— BEGIN Raw records —

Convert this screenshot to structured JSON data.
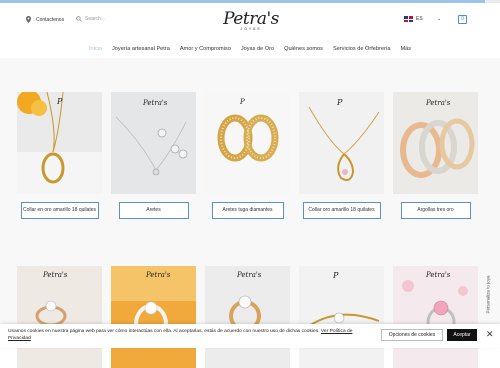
{
  "header": {
    "contact_label": "Contactenos",
    "search_placeholder": "Search...",
    "logo_text": "Petra's",
    "logo_sub": "JOYAS",
    "language": "ES",
    "currency": "",
    "cart_count": "0"
  },
  "nav": {
    "items": [
      "Inicio",
      "Joyería artesanal Petra",
      "Amor y Compromiso",
      "Joyas de Oro",
      "Quiénes somos",
      "Servicios de Orfebrería",
      "Más"
    ]
  },
  "products_row1": [
    {
      "label": "Collar en oro amarillo 18 quilates"
    },
    {
      "label": "Aretes"
    },
    {
      "label": "Aretes tuga diamantes"
    },
    {
      "label": "Collar oro amarillo 18 quilates"
    },
    {
      "label": "Argollas tres oro"
    }
  ],
  "sidebar_tab": "Personaliza tu joya",
  "cookie": {
    "message": "Usamos cookies en nuestra página web para ver cómo interactúas con ella. Al aceptarlas, estás de acuerdo con nuestro uso de dichas cookies.",
    "link": "Ver Política de Privacidad",
    "options_label": "Opciones de cookies",
    "accept_label": "Aceptar",
    "close_label": "✕"
  },
  "colors": {
    "accent": "#5c8fc4",
    "nav_active": "#a8c4e0",
    "background_band": "#f8f8f9"
  }
}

— END Raw records —

**Written task:**
Restate the data above word for word. Do not include the images.

**Written answer:**
Convert this screenshot to structured JSON data.
{
  "header": {
    "contact_label": "Contactenos",
    "search_placeholder": "Search...",
    "logo_text": "Petra's",
    "logo_sub": "JOYAS",
    "language": "ES",
    "currency": "",
    "cart_count": "0"
  },
  "nav": {
    "items": [
      "Inicio",
      "Joyería artesanal Petra",
      "Amor y Compromiso",
      "Joyas de Oro",
      "Quiénes somos",
      "Servicios de Orfebrería",
      "Más"
    ]
  },
  "products_row1": [
    {
      "label": "Collar en oro amarillo 18 quilates"
    },
    {
      "label": "Aretes"
    },
    {
      "label": "Aretes tuga diamantes"
    },
    {
      "label": "Collar oro amarillo 18 quilates"
    },
    {
      "label": "Argollas tres oro"
    }
  ],
  "sidebar_tab": "Personaliza tu joya",
  "cookie": {
    "message": "Usamos cookies en nuestra página web para ver cómo interactúas con ella. Al aceptarlas, estás de acuerdo con nuestro uso de dichas cookies.",
    "link": "Ver Política de Privacidad",
    "options_label": "Opciones de cookies",
    "accept_label": "Aceptar",
    "close_label": "✕"
  },
  "colors": {
    "accent": "#5c8fc4",
    "nav_active": "#a8c4e0",
    "background_band": "#f8f8f9"
  }
}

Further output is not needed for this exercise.